§ **Records shown**

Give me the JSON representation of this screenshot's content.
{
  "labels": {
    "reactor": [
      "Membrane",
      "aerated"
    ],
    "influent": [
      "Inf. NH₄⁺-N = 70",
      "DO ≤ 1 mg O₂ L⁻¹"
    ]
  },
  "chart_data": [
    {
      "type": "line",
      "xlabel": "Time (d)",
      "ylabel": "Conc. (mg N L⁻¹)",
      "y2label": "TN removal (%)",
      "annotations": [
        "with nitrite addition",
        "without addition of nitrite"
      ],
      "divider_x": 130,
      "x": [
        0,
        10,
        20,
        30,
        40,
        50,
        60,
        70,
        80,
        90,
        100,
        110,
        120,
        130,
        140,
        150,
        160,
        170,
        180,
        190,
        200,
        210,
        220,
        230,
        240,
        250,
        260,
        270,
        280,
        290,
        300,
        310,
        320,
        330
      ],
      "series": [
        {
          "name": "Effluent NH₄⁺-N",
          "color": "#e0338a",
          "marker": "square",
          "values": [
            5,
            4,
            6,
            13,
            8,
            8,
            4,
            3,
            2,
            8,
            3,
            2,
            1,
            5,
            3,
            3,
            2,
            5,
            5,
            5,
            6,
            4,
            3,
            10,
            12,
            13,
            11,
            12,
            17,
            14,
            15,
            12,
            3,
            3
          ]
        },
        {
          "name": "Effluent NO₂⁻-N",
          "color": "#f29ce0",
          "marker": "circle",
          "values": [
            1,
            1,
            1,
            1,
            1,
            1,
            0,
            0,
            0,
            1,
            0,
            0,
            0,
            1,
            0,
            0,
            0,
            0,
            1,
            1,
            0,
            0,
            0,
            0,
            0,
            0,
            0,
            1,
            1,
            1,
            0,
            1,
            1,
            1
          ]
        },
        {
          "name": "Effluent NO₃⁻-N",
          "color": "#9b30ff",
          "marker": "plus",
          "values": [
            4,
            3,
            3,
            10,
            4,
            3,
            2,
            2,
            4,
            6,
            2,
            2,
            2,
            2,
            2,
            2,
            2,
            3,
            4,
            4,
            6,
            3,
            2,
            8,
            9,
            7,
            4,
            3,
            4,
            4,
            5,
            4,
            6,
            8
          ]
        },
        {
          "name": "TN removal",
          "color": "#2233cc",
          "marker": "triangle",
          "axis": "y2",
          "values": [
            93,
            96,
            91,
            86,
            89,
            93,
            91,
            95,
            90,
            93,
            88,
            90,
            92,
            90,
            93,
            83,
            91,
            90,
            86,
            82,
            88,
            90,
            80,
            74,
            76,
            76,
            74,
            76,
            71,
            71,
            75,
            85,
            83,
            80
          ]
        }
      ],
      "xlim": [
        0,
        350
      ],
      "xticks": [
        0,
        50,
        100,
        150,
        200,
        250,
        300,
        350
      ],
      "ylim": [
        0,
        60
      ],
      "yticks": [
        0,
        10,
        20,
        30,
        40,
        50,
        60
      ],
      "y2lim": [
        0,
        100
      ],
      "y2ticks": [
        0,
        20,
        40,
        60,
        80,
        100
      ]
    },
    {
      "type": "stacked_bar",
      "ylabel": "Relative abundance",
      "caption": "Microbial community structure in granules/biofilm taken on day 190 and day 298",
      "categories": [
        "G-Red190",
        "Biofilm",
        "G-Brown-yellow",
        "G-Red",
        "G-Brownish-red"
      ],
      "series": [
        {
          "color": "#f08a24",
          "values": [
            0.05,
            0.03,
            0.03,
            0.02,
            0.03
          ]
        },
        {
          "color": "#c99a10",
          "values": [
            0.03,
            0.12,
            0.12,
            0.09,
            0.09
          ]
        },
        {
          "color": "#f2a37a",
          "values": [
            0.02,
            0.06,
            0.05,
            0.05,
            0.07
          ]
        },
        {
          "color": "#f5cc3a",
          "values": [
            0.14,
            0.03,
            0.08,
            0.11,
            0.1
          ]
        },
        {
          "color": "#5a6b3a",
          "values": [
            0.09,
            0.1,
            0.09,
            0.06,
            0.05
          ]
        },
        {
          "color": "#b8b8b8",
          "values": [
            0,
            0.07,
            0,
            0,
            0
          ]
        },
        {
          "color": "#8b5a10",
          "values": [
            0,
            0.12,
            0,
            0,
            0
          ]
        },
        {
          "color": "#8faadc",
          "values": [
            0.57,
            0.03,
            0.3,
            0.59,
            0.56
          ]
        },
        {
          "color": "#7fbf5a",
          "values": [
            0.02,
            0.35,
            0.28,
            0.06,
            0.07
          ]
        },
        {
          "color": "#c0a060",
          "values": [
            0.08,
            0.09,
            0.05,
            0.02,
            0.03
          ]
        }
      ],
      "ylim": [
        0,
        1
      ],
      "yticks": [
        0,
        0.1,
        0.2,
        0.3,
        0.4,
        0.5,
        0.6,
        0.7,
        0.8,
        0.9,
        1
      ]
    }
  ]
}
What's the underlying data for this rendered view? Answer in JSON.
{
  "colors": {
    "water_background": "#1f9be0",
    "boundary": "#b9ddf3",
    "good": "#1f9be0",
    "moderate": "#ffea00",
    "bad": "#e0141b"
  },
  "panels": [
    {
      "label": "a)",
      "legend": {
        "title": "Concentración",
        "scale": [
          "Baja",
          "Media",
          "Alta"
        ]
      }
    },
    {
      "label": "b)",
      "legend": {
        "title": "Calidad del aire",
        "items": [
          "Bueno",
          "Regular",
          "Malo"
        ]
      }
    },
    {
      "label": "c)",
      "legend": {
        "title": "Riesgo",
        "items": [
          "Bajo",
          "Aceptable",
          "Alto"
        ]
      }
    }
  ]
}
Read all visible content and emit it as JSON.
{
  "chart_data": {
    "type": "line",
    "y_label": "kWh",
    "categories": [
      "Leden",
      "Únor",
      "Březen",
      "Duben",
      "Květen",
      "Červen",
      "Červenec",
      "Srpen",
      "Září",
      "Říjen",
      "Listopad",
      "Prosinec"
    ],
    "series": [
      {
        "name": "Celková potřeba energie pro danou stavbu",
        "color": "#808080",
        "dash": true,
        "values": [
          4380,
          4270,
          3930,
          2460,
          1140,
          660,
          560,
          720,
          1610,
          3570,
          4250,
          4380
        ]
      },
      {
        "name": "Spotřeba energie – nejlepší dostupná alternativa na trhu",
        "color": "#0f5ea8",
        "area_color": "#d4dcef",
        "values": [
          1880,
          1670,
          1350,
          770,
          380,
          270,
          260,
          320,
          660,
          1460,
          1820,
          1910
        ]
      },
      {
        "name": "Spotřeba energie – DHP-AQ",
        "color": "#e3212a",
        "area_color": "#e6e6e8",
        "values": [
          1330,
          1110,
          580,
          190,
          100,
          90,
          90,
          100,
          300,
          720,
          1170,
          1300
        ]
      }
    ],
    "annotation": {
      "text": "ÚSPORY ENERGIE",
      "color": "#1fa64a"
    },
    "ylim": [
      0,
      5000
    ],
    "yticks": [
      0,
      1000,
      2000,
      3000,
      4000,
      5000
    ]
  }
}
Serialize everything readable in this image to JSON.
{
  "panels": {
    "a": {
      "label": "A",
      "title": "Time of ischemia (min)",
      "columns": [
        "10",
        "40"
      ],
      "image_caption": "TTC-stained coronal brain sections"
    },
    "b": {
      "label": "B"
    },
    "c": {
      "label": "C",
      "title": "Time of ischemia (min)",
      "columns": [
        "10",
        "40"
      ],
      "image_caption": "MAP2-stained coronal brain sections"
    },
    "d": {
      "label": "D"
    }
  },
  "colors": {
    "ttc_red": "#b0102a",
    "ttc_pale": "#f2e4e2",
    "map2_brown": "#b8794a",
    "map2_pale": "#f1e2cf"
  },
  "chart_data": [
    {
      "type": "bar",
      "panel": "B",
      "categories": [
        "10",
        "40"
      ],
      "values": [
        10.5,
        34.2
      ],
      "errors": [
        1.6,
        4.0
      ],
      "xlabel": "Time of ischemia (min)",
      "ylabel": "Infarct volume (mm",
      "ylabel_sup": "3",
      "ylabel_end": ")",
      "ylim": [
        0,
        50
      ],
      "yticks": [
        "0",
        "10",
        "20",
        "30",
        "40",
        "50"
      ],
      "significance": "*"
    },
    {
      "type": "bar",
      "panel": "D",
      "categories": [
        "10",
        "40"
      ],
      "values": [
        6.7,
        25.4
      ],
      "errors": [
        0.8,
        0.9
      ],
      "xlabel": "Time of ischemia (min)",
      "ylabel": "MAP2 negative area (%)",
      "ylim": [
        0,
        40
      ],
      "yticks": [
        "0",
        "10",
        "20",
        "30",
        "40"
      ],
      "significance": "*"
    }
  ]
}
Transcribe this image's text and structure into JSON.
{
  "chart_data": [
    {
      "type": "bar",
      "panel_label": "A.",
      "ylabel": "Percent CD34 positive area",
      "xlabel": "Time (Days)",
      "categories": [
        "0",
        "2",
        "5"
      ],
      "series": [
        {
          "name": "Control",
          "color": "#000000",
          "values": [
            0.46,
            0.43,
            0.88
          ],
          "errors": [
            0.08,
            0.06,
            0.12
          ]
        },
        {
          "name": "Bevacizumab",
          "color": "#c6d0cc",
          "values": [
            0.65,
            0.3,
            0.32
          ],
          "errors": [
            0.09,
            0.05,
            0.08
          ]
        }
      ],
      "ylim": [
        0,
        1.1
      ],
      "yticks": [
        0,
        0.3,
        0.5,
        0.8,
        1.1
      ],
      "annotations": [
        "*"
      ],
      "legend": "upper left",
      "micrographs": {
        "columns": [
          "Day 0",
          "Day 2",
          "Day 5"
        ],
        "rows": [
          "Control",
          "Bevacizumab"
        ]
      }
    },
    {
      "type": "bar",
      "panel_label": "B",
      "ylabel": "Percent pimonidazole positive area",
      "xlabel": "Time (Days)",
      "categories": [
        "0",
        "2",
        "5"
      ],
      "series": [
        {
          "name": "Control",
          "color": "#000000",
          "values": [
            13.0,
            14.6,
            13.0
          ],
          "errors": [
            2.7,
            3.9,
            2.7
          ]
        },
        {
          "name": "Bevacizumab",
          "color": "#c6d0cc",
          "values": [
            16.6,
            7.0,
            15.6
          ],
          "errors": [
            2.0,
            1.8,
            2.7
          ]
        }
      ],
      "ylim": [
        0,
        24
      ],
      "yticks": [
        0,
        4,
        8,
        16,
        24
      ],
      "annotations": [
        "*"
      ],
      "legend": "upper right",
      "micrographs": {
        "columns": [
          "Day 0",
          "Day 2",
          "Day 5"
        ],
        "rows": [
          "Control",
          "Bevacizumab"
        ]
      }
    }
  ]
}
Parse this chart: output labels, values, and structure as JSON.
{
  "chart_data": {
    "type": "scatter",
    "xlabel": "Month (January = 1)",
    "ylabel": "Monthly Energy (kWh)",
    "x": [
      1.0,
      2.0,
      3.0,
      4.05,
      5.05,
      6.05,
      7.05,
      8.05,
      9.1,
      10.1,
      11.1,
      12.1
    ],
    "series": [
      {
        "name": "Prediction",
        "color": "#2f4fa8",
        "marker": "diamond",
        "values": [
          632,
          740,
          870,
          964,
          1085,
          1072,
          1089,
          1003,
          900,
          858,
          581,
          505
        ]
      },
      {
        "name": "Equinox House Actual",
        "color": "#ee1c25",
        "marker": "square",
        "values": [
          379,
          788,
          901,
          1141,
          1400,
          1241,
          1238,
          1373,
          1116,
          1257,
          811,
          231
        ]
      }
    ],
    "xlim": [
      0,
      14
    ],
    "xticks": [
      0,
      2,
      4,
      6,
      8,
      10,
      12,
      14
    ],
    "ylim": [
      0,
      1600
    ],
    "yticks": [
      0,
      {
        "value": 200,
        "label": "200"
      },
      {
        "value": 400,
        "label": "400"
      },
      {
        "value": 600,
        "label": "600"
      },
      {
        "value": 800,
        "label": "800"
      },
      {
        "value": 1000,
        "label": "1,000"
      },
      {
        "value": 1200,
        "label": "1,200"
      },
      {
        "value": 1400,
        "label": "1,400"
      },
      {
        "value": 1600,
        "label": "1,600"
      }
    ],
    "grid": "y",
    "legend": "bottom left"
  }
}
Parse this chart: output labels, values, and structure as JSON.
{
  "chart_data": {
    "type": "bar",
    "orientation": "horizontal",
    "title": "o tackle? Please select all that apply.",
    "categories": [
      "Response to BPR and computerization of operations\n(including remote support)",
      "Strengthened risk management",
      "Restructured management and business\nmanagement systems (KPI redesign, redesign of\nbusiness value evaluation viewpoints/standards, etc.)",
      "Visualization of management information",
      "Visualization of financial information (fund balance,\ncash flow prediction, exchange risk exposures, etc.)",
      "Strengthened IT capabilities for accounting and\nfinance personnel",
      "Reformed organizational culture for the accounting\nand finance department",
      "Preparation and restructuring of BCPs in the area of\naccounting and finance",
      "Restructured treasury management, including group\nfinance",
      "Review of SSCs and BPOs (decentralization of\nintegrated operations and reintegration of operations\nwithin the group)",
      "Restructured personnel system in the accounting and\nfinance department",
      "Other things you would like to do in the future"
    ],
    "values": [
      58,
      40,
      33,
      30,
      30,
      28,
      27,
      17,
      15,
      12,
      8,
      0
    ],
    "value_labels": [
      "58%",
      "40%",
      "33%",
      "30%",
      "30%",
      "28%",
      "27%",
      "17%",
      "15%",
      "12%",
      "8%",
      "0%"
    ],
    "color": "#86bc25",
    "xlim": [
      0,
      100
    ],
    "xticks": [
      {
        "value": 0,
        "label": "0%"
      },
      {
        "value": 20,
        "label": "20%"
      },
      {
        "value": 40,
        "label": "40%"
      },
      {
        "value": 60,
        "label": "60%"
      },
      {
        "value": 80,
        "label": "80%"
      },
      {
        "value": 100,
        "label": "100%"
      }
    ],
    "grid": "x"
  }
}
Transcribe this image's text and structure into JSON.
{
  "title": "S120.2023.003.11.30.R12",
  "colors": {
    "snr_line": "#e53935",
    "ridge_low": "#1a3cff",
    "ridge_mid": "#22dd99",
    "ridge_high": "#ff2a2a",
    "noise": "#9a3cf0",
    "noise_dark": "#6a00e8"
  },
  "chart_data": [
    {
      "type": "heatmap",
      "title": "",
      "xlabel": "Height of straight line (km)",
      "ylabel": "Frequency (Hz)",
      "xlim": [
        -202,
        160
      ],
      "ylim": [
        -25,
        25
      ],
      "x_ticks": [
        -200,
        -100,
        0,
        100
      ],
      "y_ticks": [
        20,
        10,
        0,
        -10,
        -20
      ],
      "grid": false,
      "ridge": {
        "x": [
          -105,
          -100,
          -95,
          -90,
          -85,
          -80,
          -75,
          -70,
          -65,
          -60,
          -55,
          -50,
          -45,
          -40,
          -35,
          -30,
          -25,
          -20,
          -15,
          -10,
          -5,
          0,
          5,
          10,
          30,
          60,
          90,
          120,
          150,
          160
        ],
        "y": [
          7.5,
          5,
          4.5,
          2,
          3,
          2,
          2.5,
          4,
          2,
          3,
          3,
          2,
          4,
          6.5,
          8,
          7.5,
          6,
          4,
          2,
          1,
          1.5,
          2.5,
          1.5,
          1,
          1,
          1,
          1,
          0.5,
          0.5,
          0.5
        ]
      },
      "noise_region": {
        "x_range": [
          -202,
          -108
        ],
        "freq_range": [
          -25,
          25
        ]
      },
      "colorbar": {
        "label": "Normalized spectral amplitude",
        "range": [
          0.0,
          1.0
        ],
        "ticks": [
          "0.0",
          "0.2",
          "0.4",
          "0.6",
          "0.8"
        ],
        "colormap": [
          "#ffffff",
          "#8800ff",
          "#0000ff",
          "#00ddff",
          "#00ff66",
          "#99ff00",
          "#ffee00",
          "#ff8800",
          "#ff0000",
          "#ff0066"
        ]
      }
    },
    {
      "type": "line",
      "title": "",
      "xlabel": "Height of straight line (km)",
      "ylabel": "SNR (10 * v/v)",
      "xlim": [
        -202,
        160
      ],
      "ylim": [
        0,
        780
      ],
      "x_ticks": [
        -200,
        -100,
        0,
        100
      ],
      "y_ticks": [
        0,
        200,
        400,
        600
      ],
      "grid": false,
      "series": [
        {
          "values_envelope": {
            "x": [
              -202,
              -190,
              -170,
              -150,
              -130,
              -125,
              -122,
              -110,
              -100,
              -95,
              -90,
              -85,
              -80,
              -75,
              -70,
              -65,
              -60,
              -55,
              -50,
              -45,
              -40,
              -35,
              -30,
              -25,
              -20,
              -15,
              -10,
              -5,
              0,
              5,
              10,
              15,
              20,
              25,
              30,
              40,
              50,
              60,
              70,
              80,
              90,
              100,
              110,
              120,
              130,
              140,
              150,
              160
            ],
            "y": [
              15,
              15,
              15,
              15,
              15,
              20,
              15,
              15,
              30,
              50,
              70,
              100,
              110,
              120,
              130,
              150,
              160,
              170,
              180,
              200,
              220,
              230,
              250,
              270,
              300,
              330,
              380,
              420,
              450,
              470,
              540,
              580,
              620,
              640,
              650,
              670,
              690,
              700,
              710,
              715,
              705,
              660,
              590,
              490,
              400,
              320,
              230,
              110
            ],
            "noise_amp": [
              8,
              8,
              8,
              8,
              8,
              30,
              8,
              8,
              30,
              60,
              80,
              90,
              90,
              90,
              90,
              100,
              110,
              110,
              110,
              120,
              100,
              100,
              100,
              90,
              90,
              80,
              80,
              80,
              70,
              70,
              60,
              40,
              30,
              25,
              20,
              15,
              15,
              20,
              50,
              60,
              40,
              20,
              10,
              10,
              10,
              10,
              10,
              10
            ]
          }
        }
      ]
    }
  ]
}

§ **Requirements**
Give the number of lines in the records that contain the string "stained", and nothing besides.

§ **Written answer**
2